→ **Stated problem**
Your task is to repeat all of the data exactly while excluding the pictures.

(Stored entries)
:::
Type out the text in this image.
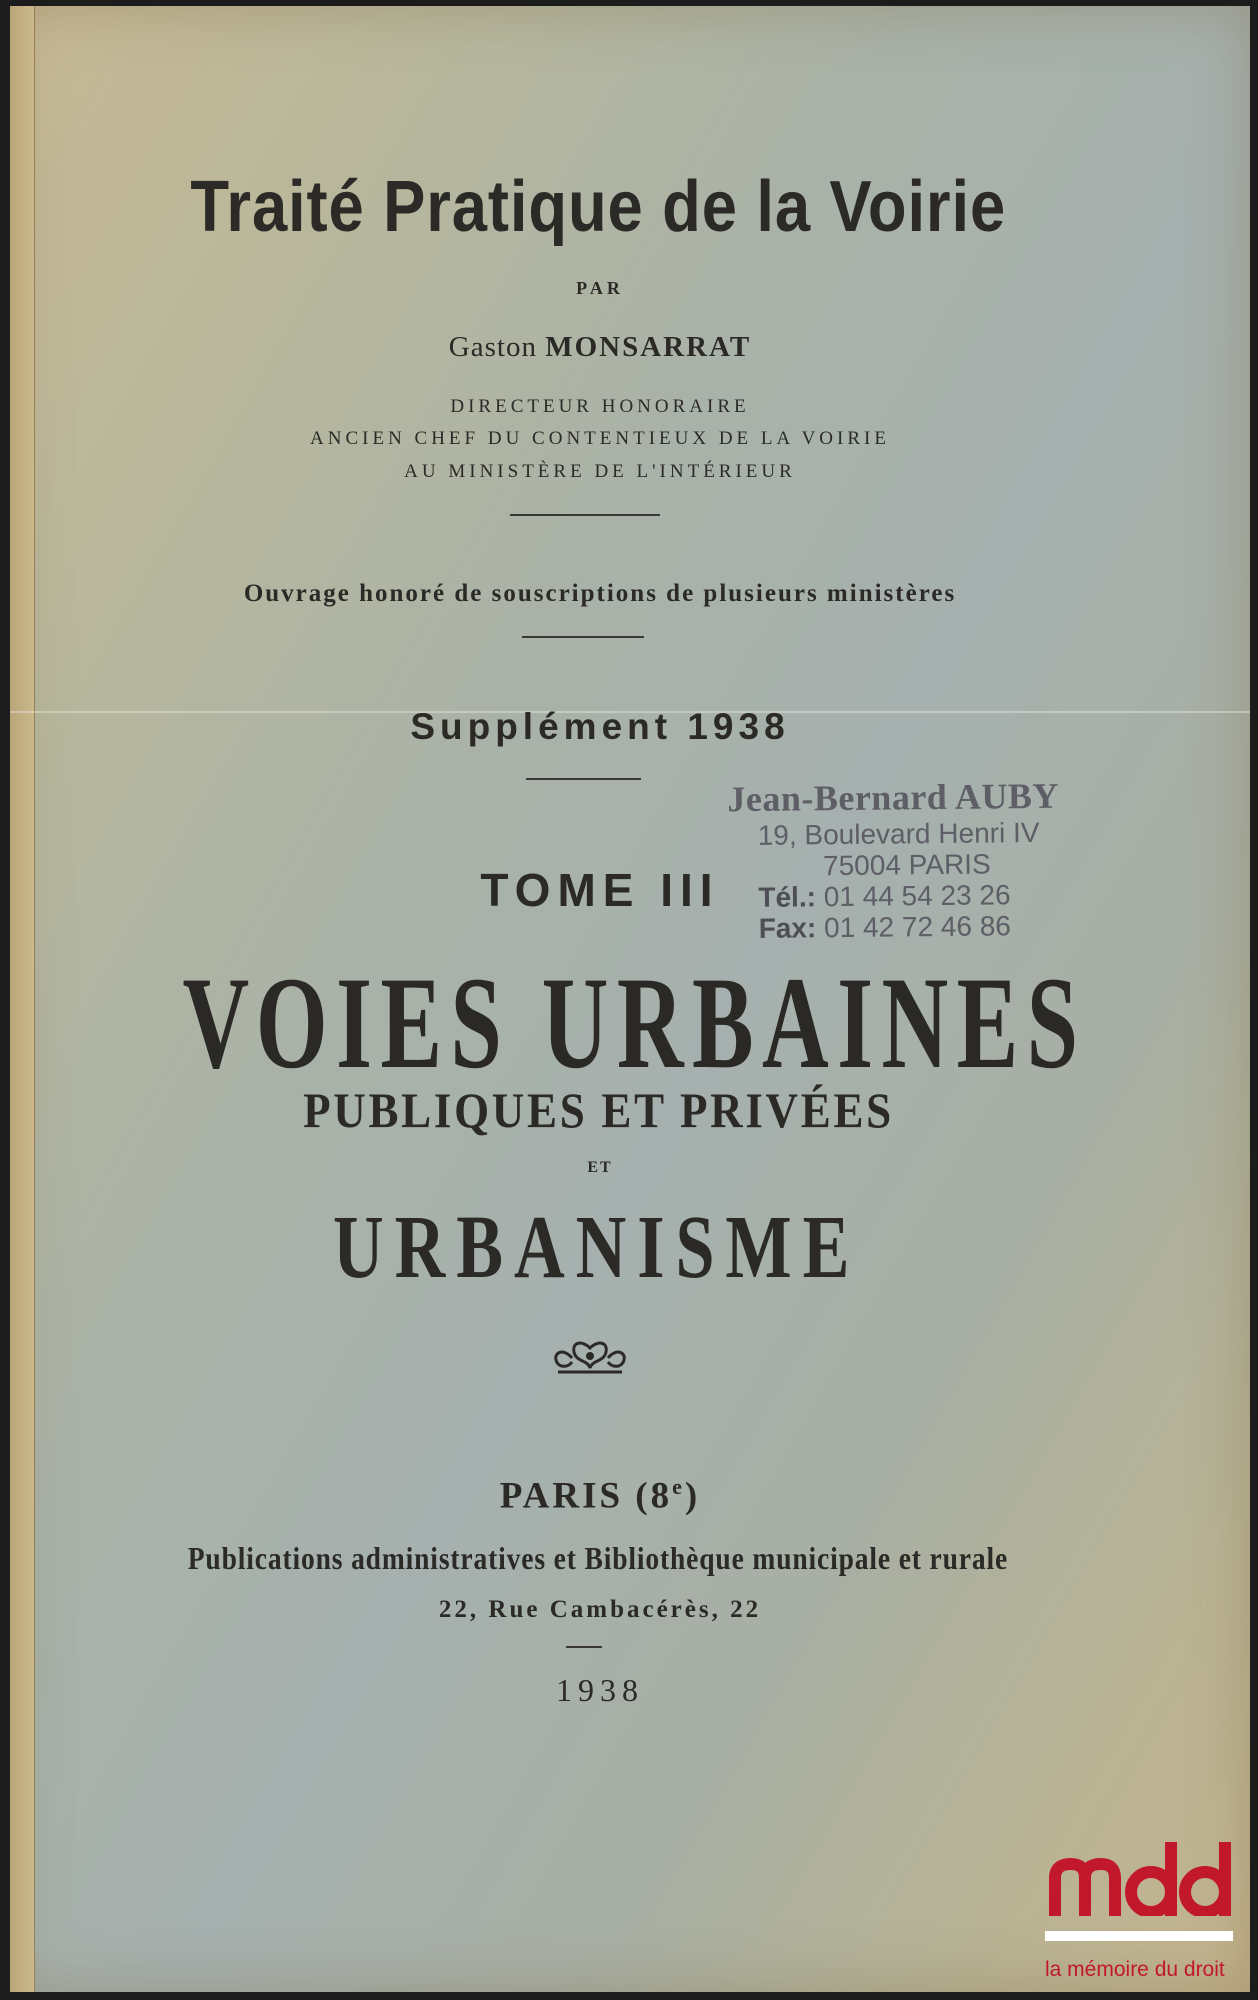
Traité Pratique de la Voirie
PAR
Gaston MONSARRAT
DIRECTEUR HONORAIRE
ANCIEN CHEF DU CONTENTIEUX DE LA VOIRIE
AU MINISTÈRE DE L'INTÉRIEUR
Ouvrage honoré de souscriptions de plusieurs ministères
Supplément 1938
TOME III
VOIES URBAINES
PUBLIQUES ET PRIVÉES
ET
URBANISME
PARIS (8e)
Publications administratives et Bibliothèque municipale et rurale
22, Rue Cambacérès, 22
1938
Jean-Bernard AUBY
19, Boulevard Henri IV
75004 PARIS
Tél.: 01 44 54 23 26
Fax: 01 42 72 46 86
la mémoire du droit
:::
→ **Completed task**
Type out the text in this image.
Traité Pratique de la Voirie
PAR
Gaston MONSARRAT
DIRECTEUR HONORAIRE
ANCIEN CHEF DU CONTENTIEUX DE LA VOIRIE
AU MINISTÈRE DE L'INTÉRIEUR
Ouvrage honoré de souscriptions de plusieurs ministères
Supplément 1938
TOME III
VOIES URBAINES
PUBLIQUES ET PRIVÉES
ET
URBANISME
PARIS (8e)
Publications administratives et Bibliothèque municipale et rurale
22, Rue Cambacérès, 22
1938
Jean-Bernard AUBY
19, Boulevard Henri IV
75004 PARIS
Tél.: 01 44 54 23 26
Fax: 01 42 72 46 86
la mémoire du droit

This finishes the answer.